Given problem >> From the entries below, tally how many lines contain "лица" and report only that figure.

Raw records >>
====

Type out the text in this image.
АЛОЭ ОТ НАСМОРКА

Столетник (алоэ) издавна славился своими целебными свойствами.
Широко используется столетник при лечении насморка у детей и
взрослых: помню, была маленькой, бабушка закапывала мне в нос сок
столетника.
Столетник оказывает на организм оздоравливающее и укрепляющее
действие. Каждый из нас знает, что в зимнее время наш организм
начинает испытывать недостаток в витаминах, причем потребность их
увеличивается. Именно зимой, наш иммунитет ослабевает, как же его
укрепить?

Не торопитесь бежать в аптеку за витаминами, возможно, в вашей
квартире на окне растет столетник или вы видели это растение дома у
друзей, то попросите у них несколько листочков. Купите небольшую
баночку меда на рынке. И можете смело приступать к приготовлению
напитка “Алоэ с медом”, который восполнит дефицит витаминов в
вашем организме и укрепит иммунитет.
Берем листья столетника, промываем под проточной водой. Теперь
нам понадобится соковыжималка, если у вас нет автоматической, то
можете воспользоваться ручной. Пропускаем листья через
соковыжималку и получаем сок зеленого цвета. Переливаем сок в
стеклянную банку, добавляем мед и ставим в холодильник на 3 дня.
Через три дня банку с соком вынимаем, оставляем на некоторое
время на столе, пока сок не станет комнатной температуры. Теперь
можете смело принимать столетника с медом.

====

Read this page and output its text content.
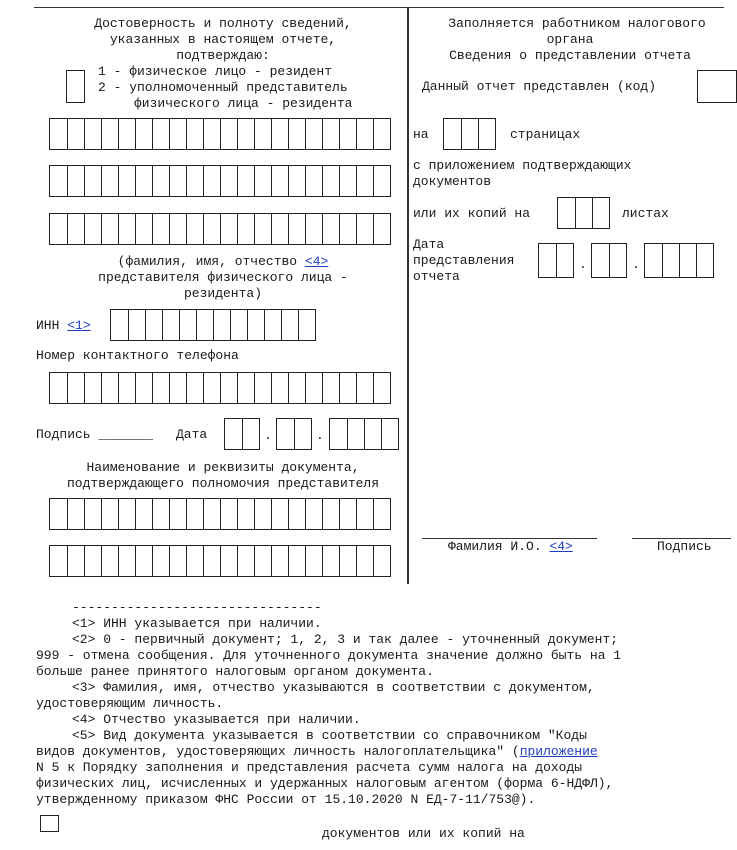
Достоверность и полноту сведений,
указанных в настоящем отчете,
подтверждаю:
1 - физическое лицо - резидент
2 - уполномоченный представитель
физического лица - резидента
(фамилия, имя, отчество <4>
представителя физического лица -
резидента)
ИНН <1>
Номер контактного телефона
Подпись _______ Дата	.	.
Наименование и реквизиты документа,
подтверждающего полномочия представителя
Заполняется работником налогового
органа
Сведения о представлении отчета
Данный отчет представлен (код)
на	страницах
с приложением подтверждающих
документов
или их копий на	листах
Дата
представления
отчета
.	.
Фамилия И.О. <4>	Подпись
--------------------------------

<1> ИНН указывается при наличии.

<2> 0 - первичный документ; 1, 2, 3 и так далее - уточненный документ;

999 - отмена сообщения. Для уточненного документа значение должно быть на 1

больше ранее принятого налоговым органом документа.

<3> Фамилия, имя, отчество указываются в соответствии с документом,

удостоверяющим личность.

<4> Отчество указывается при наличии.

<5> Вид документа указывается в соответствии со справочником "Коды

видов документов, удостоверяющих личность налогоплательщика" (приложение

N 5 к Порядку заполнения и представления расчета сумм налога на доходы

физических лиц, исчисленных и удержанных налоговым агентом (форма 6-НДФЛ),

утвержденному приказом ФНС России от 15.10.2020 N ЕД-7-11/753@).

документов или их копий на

====

Answer to this problem >> 2